Each record below must be returned exactly as shown.

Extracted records
■ ■ ■

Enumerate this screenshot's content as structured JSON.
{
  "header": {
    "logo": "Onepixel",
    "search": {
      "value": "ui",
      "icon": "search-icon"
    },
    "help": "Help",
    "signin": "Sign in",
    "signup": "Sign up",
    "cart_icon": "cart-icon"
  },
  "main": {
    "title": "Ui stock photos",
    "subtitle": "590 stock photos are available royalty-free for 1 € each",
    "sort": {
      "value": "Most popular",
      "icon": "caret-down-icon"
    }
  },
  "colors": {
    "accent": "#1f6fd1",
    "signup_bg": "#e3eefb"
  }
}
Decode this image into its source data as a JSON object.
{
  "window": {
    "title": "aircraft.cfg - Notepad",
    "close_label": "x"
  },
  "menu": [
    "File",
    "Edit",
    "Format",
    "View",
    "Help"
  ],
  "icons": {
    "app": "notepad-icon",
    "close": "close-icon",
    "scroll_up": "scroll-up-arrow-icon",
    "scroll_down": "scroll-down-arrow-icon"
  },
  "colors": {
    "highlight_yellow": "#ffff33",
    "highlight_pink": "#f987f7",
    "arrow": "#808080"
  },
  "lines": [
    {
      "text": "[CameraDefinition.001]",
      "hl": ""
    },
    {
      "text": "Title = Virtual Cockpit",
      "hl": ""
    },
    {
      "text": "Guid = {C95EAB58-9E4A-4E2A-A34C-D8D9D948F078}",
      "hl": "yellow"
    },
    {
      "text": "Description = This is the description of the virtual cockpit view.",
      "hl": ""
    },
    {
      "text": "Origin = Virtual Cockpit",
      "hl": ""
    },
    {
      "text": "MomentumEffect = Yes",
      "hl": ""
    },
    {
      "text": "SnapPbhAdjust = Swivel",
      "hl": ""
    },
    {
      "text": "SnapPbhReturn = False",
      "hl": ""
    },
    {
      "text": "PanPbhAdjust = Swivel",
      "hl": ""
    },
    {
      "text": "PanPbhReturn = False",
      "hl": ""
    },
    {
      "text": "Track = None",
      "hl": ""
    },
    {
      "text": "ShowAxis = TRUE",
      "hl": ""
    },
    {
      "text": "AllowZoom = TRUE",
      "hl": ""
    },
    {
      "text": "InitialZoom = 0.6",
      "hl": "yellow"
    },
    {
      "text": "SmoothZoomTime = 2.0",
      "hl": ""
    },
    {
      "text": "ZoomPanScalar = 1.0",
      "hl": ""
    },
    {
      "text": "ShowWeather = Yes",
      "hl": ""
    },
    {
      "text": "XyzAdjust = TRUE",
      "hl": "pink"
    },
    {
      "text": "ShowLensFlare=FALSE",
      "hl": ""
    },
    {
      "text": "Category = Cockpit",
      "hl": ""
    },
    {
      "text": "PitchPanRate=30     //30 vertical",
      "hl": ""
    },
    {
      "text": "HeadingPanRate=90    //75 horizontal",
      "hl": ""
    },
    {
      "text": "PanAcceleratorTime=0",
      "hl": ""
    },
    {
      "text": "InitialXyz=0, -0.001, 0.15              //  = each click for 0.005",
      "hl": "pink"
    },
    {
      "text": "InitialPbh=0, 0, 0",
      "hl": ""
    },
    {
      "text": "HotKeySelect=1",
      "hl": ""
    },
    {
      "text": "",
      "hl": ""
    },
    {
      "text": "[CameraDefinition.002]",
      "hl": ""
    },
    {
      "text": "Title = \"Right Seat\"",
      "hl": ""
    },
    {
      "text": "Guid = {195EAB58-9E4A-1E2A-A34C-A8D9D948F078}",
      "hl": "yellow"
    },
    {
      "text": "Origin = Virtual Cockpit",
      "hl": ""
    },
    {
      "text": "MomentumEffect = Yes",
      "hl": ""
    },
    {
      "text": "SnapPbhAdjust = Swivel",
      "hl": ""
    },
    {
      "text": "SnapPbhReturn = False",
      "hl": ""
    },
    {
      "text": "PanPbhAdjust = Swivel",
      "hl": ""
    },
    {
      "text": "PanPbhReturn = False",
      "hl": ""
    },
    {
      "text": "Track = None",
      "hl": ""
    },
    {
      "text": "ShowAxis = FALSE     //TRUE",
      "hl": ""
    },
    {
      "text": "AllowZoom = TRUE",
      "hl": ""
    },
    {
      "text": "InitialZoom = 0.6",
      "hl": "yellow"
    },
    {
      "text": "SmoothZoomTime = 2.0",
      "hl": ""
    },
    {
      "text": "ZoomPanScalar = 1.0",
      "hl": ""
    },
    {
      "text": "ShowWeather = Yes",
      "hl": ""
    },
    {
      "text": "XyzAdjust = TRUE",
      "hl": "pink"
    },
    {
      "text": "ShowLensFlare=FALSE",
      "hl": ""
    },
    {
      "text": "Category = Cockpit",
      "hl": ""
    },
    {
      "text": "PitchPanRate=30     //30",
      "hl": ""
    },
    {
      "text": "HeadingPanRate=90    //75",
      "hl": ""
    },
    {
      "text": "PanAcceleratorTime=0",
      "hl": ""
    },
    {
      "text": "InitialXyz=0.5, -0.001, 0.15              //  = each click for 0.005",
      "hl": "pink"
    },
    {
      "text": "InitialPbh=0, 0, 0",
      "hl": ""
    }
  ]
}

■ ■ ■

#### WRITTEN ANSWER
Enumerate this screenshot's content as structured JSON.
{
  "header": {
    "logo": "Onepixel",
    "search": {
      "value": "ui",
      "icon": "search-icon"
    },
    "help": "Help",
    "signin": "Sign in",
    "signup": "Sign up",
    "cart_icon": "cart-icon"
  },
  "main": {
    "title": "Ui stock photos",
    "subtitle": "590 stock photos are available royalty-free for 1 € each",
    "sort": {
      "value": "Most popular",
      "icon": "caret-down-icon"
    }
  },
  "colors": {
    "accent": "#1f6fd1",
    "signup_bg": "#e3eefb"
  }
}
Decode this image into its source data as a JSON object.
{
  "window": {
    "title": "aircraft.cfg - Notepad",
    "close_label": "x"
  },
  "menu": [
    "File",
    "Edit",
    "Format",
    "View",
    "Help"
  ],
  "icons": {
    "app": "notepad-icon",
    "close": "close-icon",
    "scroll_up": "scroll-up-arrow-icon",
    "scroll_down": "scroll-down-arrow-icon"
  },
  "colors": {
    "highlight_yellow": "#ffff33",
    "highlight_pink": "#f987f7",
    "arrow": "#808080"
  },
  "lines": [
    {
      "text": "[CameraDefinition.001]",
      "hl": ""
    },
    {
      "text": "Title = Virtual Cockpit",
      "hl": ""
    },
    {
      "text": "Guid = {C95EAB58-9E4A-4E2A-A34C-D8D9D948F078}",
      "hl": "yellow"
    },
    {
      "text": "Description = This is the description of the virtual cockpit view.",
      "hl": ""
    },
    {
      "text": "Origin = Virtual Cockpit",
      "hl": ""
    },
    {
      "text": "MomentumEffect = Yes",
      "hl": ""
    },
    {
      "text": "SnapPbhAdjust = Swivel",
      "hl": ""
    },
    {
      "text": "SnapPbhReturn = False",
      "hl": ""
    },
    {
      "text": "PanPbhAdjust = Swivel",
      "hl": ""
    },
    {
      "text": "PanPbhReturn = False",
      "hl": ""
    },
    {
      "text": "Track = None",
      "hl": ""
    },
    {
      "text": "ShowAxis = TRUE",
      "hl": ""
    },
    {
      "text": "AllowZoom = TRUE",
      "hl": ""
    },
    {
      "text": "InitialZoom = 0.6",
      "hl": "yellow"
    },
    {
      "text": "SmoothZoomTime = 2.0",
      "hl": ""
    },
    {
      "text": "ZoomPanScalar = 1.0",
      "hl": ""
    },
    {
      "text": "ShowWeather = Yes",
      "hl": ""
    },
    {
      "text": "XyzAdjust = TRUE",
      "hl": "pink"
    },
    {
      "text": "ShowLensFlare=FALSE",
      "hl": ""
    },
    {
      "text": "Category = Cockpit",
      "hl": ""
    },
    {
      "text": "PitchPanRate=30     //30 vertical",
      "hl": ""
    },
    {
      "text": "HeadingPanRate=90    //75 horizontal",
      "hl": ""
    },
    {
      "text": "PanAcceleratorTime=0",
      "hl": ""
    },
    {
      "text": "InitialXyz=0, -0.001, 0.15              //  = each click for 0.005",
      "hl": "pink"
    },
    {
      "text": "InitialPbh=0, 0, 0",
      "hl": ""
    },
    {
      "text": "HotKeySelect=1",
      "hl": ""
    },
    {
      "text": "",
      "hl": ""
    },
    {
      "text": "[CameraDefinition.002]",
      "hl": ""
    },
    {
      "text": "Title = \"Right Seat\"",
      "hl": ""
    },
    {
      "text": "Guid = {195EAB58-9E4A-1E2A-A34C-A8D9D948F078}",
      "hl": "yellow"
    },
    {
      "text": "Origin = Virtual Cockpit",
      "hl": ""
    },
    {
      "text": "MomentumEffect = Yes",
      "hl": ""
    },
    {
      "text": "SnapPbhAdjust = Swivel",
      "hl": ""
    },
    {
      "text": "SnapPbhReturn = False",
      "hl": ""
    },
    {
      "text": "PanPbhAdjust = Swivel",
      "hl": ""
    },
    {
      "text": "PanPbhReturn = False",
      "hl": ""
    },
    {
      "text": "Track = None",
      "hl": ""
    },
    {
      "text": "ShowAxis = FALSE     //TRUE",
      "hl": ""
    },
    {
      "text": "AllowZoom = TRUE",
      "hl": ""
    },
    {
      "text": "InitialZoom = 0.6",
      "hl": "yellow"
    },
    {
      "text": "SmoothZoomTime = 2.0",
      "hl": ""
    },
    {
      "text": "ZoomPanScalar = 1.0",
      "hl": ""
    },
    {
      "text": "ShowWeather = Yes",
      "hl": ""
    },
    {
      "text": "XyzAdjust = TRUE",
      "hl": "pink"
    },
    {
      "text": "ShowLensFlare=FALSE",
      "hl": ""
    },
    {
      "text": "Category = Cockpit",
      "hl": ""
    },
    {
      "text": "PitchPanRate=30     //30",
      "hl": ""
    },
    {
      "text": "HeadingPanRate=90    //75",
      "hl": ""
    },
    {
      "text": "PanAcceleratorTime=0",
      "hl": ""
    },
    {
      "text": "InitialXyz=0.5, -0.001, 0.15              //  = each click for 0.005",
      "hl": "pink"
    },
    {
      "text": "InitialPbh=0, 0, 0",
      "hl": ""
    }
  ]
}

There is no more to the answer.